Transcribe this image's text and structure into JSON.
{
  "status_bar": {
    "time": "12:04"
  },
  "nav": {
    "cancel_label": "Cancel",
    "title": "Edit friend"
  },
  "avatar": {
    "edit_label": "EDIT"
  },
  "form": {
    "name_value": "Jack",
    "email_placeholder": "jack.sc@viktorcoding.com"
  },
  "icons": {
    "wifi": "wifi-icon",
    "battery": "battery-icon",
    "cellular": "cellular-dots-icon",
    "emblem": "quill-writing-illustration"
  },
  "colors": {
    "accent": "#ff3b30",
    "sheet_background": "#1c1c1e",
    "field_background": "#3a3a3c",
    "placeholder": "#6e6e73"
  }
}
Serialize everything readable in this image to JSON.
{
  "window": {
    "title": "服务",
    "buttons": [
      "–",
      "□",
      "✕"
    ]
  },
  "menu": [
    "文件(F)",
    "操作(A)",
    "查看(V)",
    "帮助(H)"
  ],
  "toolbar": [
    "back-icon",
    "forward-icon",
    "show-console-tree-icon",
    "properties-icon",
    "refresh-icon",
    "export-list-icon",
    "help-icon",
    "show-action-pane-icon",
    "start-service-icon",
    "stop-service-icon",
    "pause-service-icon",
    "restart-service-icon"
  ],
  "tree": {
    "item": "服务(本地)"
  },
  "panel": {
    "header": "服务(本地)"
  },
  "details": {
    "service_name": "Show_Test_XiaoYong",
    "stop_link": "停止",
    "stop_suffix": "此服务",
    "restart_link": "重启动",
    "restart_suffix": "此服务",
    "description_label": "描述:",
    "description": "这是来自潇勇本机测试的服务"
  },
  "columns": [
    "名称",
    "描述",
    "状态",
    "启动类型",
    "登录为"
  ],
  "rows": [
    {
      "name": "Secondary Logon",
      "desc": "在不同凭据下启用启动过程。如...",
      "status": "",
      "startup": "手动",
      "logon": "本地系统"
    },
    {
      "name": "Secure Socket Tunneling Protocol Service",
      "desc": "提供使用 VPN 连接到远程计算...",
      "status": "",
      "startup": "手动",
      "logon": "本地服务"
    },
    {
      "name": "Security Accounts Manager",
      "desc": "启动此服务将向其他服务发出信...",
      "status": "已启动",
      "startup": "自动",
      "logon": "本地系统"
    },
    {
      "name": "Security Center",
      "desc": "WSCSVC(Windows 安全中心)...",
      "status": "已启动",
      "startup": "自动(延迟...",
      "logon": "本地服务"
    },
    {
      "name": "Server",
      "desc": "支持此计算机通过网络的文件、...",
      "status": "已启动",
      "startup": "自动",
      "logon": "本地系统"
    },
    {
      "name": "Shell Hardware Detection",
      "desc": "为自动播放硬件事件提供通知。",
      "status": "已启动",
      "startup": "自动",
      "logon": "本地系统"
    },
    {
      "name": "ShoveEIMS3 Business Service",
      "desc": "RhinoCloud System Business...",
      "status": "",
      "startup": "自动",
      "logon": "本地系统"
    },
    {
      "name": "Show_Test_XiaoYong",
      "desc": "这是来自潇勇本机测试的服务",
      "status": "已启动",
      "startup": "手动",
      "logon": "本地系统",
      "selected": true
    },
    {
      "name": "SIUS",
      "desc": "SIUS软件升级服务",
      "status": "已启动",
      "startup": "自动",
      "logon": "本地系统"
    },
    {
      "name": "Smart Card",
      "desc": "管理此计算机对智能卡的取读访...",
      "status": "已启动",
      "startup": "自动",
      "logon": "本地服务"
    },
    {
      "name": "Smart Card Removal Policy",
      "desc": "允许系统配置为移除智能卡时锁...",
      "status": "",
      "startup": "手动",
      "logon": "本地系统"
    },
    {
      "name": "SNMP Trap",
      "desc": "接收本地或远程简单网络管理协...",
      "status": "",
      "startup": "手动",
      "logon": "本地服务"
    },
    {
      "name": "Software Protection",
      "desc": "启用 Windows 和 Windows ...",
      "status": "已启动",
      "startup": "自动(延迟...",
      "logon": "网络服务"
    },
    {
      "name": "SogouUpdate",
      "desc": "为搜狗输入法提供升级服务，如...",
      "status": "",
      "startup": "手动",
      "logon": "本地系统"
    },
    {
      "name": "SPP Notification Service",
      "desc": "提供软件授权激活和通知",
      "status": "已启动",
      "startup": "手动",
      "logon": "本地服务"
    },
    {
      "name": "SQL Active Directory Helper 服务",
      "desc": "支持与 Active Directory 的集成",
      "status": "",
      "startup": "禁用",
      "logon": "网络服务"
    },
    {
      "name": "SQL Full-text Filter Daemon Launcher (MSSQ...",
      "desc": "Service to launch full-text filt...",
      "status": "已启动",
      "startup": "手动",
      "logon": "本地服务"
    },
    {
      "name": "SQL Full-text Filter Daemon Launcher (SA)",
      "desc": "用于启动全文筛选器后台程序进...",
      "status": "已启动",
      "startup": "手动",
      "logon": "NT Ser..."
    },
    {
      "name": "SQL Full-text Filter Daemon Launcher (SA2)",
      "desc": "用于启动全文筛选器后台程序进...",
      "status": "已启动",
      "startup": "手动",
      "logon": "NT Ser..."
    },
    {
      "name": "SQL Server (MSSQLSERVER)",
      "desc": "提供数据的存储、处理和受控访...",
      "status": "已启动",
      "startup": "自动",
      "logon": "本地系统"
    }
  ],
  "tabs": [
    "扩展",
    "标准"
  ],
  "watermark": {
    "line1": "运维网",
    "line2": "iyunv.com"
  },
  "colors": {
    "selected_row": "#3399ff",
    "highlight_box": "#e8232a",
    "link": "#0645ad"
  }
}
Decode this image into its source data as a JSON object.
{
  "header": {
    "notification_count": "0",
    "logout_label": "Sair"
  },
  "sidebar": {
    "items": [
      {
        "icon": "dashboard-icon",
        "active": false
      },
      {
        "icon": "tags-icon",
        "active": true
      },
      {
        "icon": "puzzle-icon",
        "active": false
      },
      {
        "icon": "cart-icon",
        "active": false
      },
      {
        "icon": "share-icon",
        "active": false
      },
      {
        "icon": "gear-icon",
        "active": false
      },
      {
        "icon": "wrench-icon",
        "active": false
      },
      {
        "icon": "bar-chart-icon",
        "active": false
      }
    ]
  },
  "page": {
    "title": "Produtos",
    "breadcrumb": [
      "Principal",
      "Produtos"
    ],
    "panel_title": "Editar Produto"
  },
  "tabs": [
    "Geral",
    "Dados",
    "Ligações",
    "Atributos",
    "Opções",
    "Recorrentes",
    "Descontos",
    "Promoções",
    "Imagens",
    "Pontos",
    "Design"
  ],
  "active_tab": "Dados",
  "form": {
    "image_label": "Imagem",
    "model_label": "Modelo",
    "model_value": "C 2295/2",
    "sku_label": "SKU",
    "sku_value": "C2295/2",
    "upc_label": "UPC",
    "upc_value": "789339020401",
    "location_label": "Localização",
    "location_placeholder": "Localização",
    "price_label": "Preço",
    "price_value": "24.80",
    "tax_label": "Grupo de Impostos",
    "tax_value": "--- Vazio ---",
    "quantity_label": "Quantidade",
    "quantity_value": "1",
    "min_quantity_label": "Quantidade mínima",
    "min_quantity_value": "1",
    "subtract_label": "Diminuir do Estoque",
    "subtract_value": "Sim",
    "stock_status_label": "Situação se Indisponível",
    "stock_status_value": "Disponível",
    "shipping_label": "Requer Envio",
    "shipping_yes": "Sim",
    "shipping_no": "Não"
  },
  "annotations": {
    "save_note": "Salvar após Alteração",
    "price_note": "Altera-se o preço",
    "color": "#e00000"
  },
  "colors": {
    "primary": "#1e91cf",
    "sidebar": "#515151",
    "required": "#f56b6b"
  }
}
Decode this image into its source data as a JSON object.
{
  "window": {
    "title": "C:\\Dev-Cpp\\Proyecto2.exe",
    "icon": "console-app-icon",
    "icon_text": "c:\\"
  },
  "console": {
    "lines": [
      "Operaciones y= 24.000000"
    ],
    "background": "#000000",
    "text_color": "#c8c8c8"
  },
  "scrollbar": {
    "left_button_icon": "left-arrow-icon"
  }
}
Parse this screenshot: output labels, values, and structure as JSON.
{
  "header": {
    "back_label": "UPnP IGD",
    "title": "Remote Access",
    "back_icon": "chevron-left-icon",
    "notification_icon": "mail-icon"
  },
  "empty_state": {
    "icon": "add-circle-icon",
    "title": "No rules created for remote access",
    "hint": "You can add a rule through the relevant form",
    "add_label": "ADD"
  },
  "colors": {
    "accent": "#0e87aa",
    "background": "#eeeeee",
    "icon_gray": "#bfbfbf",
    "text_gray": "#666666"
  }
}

□ □ □ □ □ □ □

WHAT IS EXPECTED - Copy out every line from the records that has the word "Windows".

SOLUTION TO THIS TASK -
      "desc": "WSCSVC(Windows 安全中心)...",
      "desc": "启用 Windows 和 Windows ...",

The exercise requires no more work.